Task description ▸ Write out the whole of the material exactly.

(Stored dataset items)
========
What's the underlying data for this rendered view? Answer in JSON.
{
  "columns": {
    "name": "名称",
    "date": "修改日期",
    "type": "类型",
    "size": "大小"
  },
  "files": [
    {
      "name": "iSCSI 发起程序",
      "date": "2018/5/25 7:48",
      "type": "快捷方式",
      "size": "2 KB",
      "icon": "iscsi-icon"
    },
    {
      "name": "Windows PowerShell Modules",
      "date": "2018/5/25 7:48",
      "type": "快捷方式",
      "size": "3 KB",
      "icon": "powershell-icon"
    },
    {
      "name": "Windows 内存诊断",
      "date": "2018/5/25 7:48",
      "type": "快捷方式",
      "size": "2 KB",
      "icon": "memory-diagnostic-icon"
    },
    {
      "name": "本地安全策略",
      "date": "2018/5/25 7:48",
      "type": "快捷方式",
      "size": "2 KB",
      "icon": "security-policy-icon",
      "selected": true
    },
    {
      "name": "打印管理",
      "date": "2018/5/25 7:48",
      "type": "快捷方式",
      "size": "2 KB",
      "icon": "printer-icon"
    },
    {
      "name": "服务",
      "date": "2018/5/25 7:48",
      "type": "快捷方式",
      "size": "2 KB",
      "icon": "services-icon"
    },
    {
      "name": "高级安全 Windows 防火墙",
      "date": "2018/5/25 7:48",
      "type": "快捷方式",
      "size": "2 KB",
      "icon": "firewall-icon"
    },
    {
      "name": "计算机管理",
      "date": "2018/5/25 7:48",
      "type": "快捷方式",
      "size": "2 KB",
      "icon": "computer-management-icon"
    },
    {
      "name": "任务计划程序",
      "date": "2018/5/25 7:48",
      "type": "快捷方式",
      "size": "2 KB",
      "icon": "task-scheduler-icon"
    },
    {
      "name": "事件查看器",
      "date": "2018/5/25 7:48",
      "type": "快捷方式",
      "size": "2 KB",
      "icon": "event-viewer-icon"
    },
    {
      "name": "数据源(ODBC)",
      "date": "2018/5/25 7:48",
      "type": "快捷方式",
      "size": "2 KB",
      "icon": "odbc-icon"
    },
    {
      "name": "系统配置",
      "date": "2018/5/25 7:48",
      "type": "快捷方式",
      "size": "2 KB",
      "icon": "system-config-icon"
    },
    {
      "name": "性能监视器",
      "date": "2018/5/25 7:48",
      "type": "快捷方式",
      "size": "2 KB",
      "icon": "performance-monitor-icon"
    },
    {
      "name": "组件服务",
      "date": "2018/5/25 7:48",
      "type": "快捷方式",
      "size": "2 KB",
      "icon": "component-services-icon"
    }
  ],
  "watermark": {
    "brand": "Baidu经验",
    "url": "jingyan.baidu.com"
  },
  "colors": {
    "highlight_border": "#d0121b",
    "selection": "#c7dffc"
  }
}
========
Response ▸
What's the underlying data for this rendered view? Answer in JSON.
{
  "columns": {
    "name": "名称",
    "date": "修改日期",
    "type": "类型",
    "size": "大小"
  },
  "files": [
    {
      "name": "iSCSI 发起程序",
      "date": "2018/5/25 7:48",
      "type": "快捷方式",
      "size": "2 KB",
      "icon": "iscsi-icon"
    },
    {
      "name": "Windows PowerShell Modules",
      "date": "2018/5/25 7:48",
      "type": "快捷方式",
      "size": "3 KB",
      "icon": "powershell-icon"
    },
    {
      "name": "Windows 内存诊断",
      "date": "2018/5/25 7:48",
      "type": "快捷方式",
      "size": "2 KB",
      "icon": "memory-diagnostic-icon"
    },
    {
      "name": "本地安全策略",
      "date": "2018/5/25 7:48",
      "type": "快捷方式",
      "size": "2 KB",
      "icon": "security-policy-icon",
      "selected": true
    },
    {
      "name": "打印管理",
      "date": "2018/5/25 7:48",
      "type": "快捷方式",
      "size": "2 KB",
      "icon": "printer-icon"
    },
    {
      "name": "服务",
      "date": "2018/5/25 7:48",
      "type": "快捷方式",
      "size": "2 KB",
      "icon": "services-icon"
    },
    {
      "name": "高级安全 Windows 防火墙",
      "date": "2018/5/25 7:48",
      "type": "快捷方式",
      "size": "2 KB",
      "icon": "firewall-icon"
    },
    {
      "name": "计算机管理",
      "date": "2018/5/25 7:48",
      "type": "快捷方式",
      "size": "2 KB",
      "icon": "computer-management-icon"
    },
    {
      "name": "任务计划程序",
      "date": "2018/5/25 7:48",
      "type": "快捷方式",
      "size": "2 KB",
      "icon": "task-scheduler-icon"
    },
    {
      "name": "事件查看器",
      "date": "2018/5/25 7:48",
      "type": "快捷方式",
      "size": "2 KB",
      "icon": "event-viewer-icon"
    },
    {
      "name": "数据源(ODBC)",
      "date": "2018/5/25 7:48",
      "type": "快捷方式",
      "size": "2 KB",
      "icon": "odbc-icon"
    },
    {
      "name": "系统配置",
      "date": "2018/5/25 7:48",
      "type": "快捷方式",
      "size": "2 KB",
      "icon": "system-config-icon"
    },
    {
      "name": "性能监视器",
      "date": "2018/5/25 7:48",
      "type": "快捷方式",
      "size": "2 KB",
      "icon": "performance-monitor-icon"
    },
    {
      "name": "组件服务",
      "date": "2018/5/25 7:48",
      "type": "快捷方式",
      "size": "2 KB",
      "icon": "component-services-icon"
    }
  ],
  "watermark": {
    "brand": "Baidu经验",
    "url": "jingyan.baidu.com"
  },
  "colors": {
    "highlight_border": "#d0121b",
    "selection": "#c7dffc"
  }
}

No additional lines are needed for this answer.